# DATA SUPPLIED:
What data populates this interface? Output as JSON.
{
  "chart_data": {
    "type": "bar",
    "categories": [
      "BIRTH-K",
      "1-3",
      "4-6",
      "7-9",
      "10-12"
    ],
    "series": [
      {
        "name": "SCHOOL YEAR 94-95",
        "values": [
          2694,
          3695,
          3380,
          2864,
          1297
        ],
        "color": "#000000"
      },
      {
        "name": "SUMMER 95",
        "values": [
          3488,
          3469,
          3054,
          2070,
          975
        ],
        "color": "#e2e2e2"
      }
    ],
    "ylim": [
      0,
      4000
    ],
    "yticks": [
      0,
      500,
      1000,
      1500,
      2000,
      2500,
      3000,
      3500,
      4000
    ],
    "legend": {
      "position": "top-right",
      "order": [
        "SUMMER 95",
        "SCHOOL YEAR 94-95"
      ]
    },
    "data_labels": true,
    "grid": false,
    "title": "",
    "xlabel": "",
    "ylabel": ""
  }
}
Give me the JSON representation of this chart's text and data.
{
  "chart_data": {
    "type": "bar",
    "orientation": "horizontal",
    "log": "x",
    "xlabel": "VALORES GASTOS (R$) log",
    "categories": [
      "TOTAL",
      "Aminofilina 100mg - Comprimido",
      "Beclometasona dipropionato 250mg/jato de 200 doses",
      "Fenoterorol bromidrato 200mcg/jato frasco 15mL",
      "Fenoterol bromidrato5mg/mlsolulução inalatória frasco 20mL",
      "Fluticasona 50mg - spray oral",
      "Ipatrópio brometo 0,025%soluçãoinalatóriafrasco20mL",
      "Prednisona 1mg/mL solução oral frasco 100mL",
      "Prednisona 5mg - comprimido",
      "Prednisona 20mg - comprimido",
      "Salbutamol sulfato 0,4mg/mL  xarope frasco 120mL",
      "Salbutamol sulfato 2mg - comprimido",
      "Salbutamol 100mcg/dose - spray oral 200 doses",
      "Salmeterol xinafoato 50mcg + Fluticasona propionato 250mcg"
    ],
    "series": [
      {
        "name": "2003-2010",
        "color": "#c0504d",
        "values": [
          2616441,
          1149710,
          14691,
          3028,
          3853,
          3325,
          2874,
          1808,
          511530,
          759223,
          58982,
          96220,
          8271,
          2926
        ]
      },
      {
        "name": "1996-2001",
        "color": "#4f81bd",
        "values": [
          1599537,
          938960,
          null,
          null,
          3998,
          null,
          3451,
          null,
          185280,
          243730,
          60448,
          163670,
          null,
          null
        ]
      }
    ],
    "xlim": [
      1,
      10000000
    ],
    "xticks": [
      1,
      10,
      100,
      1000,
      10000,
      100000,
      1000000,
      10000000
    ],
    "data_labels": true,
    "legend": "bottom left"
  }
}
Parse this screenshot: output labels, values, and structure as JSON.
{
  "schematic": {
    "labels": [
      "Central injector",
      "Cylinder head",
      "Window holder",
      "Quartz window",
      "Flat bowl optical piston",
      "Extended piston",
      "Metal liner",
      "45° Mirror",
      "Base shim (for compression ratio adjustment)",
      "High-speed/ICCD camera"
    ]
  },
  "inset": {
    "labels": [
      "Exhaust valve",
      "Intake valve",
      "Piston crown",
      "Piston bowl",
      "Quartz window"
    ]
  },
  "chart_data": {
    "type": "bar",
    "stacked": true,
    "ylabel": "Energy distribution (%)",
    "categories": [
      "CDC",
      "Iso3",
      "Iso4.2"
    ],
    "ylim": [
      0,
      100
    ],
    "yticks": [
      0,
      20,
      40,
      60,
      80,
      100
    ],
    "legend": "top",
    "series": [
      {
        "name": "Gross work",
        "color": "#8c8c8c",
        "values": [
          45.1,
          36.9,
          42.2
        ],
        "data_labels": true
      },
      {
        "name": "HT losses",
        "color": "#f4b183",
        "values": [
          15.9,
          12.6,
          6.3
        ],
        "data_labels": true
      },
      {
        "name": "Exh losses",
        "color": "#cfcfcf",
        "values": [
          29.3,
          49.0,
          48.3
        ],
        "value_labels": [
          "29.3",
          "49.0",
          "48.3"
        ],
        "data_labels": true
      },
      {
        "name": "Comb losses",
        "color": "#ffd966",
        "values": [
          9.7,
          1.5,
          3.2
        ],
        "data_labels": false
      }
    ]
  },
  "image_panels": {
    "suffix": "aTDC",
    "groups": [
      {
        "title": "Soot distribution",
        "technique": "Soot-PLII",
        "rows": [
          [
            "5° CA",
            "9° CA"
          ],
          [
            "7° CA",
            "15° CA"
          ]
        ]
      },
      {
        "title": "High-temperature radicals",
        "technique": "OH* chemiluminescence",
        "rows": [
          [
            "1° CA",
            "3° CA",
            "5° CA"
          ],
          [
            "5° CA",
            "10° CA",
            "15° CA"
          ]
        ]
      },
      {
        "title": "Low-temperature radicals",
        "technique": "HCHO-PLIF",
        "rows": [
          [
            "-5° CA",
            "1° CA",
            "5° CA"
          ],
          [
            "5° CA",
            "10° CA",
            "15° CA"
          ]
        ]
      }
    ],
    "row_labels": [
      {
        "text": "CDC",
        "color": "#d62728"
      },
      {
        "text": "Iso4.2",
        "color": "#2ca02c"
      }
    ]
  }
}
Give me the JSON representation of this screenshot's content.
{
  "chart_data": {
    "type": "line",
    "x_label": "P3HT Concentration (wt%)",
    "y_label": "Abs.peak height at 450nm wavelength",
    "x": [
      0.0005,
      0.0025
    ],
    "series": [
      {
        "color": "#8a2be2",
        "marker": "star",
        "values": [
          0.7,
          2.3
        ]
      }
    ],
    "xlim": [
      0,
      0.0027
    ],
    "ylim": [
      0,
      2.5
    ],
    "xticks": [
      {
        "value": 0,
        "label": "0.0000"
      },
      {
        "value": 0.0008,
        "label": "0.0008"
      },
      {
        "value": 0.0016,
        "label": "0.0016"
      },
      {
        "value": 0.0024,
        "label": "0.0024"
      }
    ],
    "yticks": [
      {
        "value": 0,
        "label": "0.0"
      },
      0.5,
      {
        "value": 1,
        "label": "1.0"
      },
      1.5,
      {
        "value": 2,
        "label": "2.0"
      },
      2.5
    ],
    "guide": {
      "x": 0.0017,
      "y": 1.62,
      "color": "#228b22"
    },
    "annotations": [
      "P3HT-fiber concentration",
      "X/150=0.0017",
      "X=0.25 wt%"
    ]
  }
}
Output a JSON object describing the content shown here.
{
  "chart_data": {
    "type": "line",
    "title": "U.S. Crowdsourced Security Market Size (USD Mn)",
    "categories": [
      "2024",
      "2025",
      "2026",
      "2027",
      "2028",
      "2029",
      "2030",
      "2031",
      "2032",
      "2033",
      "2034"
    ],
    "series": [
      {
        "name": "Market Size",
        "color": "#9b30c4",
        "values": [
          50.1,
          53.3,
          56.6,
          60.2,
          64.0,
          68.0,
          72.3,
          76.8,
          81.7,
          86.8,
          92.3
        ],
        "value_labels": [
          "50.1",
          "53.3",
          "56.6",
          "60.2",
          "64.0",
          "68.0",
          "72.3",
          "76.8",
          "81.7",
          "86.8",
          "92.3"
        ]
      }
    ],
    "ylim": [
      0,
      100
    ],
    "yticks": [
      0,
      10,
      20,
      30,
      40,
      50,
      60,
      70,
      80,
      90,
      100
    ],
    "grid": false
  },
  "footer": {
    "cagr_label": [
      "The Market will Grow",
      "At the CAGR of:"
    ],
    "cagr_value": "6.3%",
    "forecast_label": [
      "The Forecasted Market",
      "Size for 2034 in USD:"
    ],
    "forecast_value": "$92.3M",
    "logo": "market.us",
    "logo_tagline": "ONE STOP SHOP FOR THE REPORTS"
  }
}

# WORK INSTRUCTIONS:
Make an exact copy of every line in the data.

# RIGHT ANSWER:
What data populates this interface? Output as JSON.
{
  "chart_data": {
    "type": "bar",
    "categories": [
      "BIRTH-K",
      "1-3",
      "4-6",
      "7-9",
      "10-12"
    ],
    "series": [
      {
        "name": "SCHOOL YEAR 94-95",
        "values": [
          2694,
          3695,
          3380,
          2864,
          1297
        ],
        "color": "#000000"
      },
      {
        "name": "SUMMER 95",
        "values": [
          3488,
          3469,
          3054,
          2070,
          975
        ],
        "color": "#e2e2e2"
      }
    ],
    "ylim": [
      0,
      4000
    ],
    "yticks": [
      0,
      500,
      1000,
      1500,
      2000,
      2500,
      3000,
      3500,
      4000
    ],
    "legend": {
      "position": "top-right",
      "order": [
        "SUMMER 95",
        "SCHOOL YEAR 94-95"
      ]
    },
    "data_labels": true,
    "grid": false,
    "title": "",
    "xlabel": "",
    "ylabel": ""
  }
}
Give me the JSON representation of this chart's text and data.
{
  "chart_data": {
    "type": "bar",
    "orientation": "horizontal",
    "log": "x",
    "xlabel": "VALORES GASTOS (R$) log",
    "categories": [
      "TOTAL",
      "Aminofilina 100mg - Comprimido",
      "Beclometasona dipropionato 250mg/jato de 200 doses",
      "Fenoterorol bromidrato 200mcg/jato frasco 15mL",
      "Fenoterol bromidrato5mg/mlsolulução inalatória frasco 20mL",
      "Fluticasona 50mg - spray oral",
      "Ipatrópio brometo 0,025%soluçãoinalatóriafrasco20mL",
      "Prednisona 1mg/mL solução oral frasco 100mL",
      "Prednisona 5mg - comprimido",
      "Prednisona 20mg - comprimido",
      "Salbutamol sulfato 0,4mg/mL  xarope frasco 120mL",
      "Salbutamol sulfato 2mg - comprimido",
      "Salbutamol 100mcg/dose - spray oral 200 doses",
      "Salmeterol xinafoato 50mcg + Fluticasona propionato 250mcg"
    ],
    "series": [
      {
        "name": "2003-2010",
        "color": "#c0504d",
        "values": [
          2616441,
          1149710,
          14691,
          3028,
          3853,
          3325,
          2874,
          1808,
          511530,
          759223,
          58982,
          96220,
          8271,
          2926
        ]
      },
      {
        "name": "1996-2001",
        "color": "#4f81bd",
        "values": [
          1599537,
          938960,
          null,
          null,
          3998,
          null,
          3451,
          null,
          185280,
          243730,
          60448,
          163670,
          null,
          null
        ]
      }
    ],
    "xlim": [
      1,
      10000000
    ],
    "xticks": [
      1,
      10,
      100,
      1000,
      10000,
      100000,
      1000000,
      10000000
    ],
    "data_labels": true,
    "legend": "bottom left"
  }
}
Parse this screenshot: output labels, values, and structure as JSON.
{
  "schematic": {
    "labels": [
      "Central injector",
      "Cylinder head",
      "Window holder",
      "Quartz window",
      "Flat bowl optical piston",
      "Extended piston",
      "Metal liner",
      "45° Mirror",
      "Base shim (for compression ratio adjustment)",
      "High-speed/ICCD camera"
    ]
  },
  "inset": {
    "labels": [
      "Exhaust valve",
      "Intake valve",
      "Piston crown",
      "Piston bowl",
      "Quartz window"
    ]
  },
  "chart_data": {
    "type": "bar",
    "stacked": true,
    "ylabel": "Energy distribution (%)",
    "categories": [
      "CDC",
      "Iso3",
      "Iso4.2"
    ],
    "ylim": [
      0,
      100
    ],
    "yticks": [
      0,
      20,
      40,
      60,
      80,
      100
    ],
    "legend": "top",
    "series": [
      {
        "name": "Gross work",
        "color": "#8c8c8c",
        "values": [
          45.1,
          36.9,
          42.2
        ],
        "data_labels": true
      },
      {
        "name": "HT losses",
        "color": "#f4b183",
        "values": [
          15.9,
          12.6,
          6.3
        ],
        "data_labels": true
      },
      {
        "name": "Exh losses",
        "color": "#cfcfcf",
        "values": [
          29.3,
          49.0,
          48.3
        ],
        "value_labels": [
          "29.3",
          "49.0",
          "48.3"
        ],
        "data_labels": true
      },
      {
        "name": "Comb losses",
        "color": "#ffd966",
        "values": [
          9.7,
          1.5,
          3.2
        ],
        "data_labels": false
      }
    ]
  },
  "image_panels": {
    "suffix": "aTDC",
    "groups": [
      {
        "title": "Soot distribution",
        "technique": "Soot-PLII",
        "rows": [
          [
            "5° CA",
            "9° CA"
          ],
          [
            "7° CA",
            "15° CA"
          ]
        ]
      },
      {
        "title": "High-temperature radicals",
        "technique": "OH* chemiluminescence",
        "rows": [
          [
            "1° CA",
            "3° CA",
            "5° CA"
          ],
          [
            "5° CA",
            "10° CA",
            "15° CA"
          ]
        ]
      },
      {
        "title": "Low-temperature radicals",
        "technique": "HCHO-PLIF",
        "rows": [
          [
            "-5° CA",
            "1° CA",
            "5° CA"
          ],
          [
            "5° CA",
            "10° CA",
            "15° CA"
          ]
        ]
      }
    ],
    "row_labels": [
      {
        "text": "CDC",
        "color": "#d62728"
      },
      {
        "text": "Iso4.2",
        "color": "#2ca02c"
      }
    ]
  }
}
Give me the JSON representation of this screenshot's content.
{
  "chart_data": {
    "type": "line",
    "x_label": "P3HT Concentration (wt%)",
    "y_label": "Abs.peak height at 450nm wavelength",
    "x": [
      0.0005,
      0.0025
    ],
    "series": [
      {
        "color": "#8a2be2",
        "marker": "star",
        "values": [
          0.7,
          2.3
        ]
      }
    ],
    "xlim": [
      0,
      0.0027
    ],
    "ylim": [
      0,
      2.5
    ],
    "xticks": [
      {
        "value": 0,
        "label": "0.0000"
      },
      {
        "value": 0.0008,
        "label": "0.0008"
      },
      {
        "value": 0.0016,
        "label": "0.0016"
      },
      {
        "value": 0.0024,
        "label": "0.0024"
      }
    ],
    "yticks": [
      {
        "value": 0,
        "label": "0.0"
      },
      0.5,
      {
        "value": 1,
        "label": "1.0"
      },
      1.5,
      {
        "value": 2,
        "label": "2.0"
      },
      2.5
    ],
    "guide": {
      "x": 0.0017,
      "y": 1.62,
      "color": "#228b22"
    },
    "annotations": [
      "P3HT-fiber concentration",
      "X/150=0.0017",
      "X=0.25 wt%"
    ]
  }
}
Output a JSON object describing the content shown here.
{
  "chart_data": {
    "type": "line",
    "title": "U.S. Crowdsourced Security Market Size (USD Mn)",
    "categories": [
      "2024",
      "2025",
      "2026",
      "2027",
      "2028",
      "2029",
      "2030",
      "2031",
      "2032",
      "2033",
      "2034"
    ],
    "series": [
      {
        "name": "Market Size",
        "color": "#9b30c4",
        "values": [
          50.1,
          53.3,
          56.6,
          60.2,
          64.0,
          68.0,
          72.3,
          76.8,
          81.7,
          86.8,
          92.3
        ],
        "value_labels": [
          "50.1",
          "53.3",
          "56.6",
          "60.2",
          "64.0",
          "68.0",
          "72.3",
          "76.8",
          "81.7",
          "86.8",
          "92.3"
        ]
      }
    ],
    "ylim": [
      0,
      100
    ],
    "yticks": [
      0,
      10,
      20,
      30,
      40,
      50,
      60,
      70,
      80,
      90,
      100
    ],
    "grid": false
  },
  "footer": {
    "cagr_label": [
      "The Market will Grow",
      "At the CAGR of:"
    ],
    "cagr_value": "6.3%",
    "forecast_label": [
      "The Forecasted Market",
      "Size for 2034 in USD:"
    ],
    "forecast_value": "$92.3M",
    "logo": "market.us",
    "logo_tagline": "ONE STOP SHOP FOR THE REPORTS"
  }
}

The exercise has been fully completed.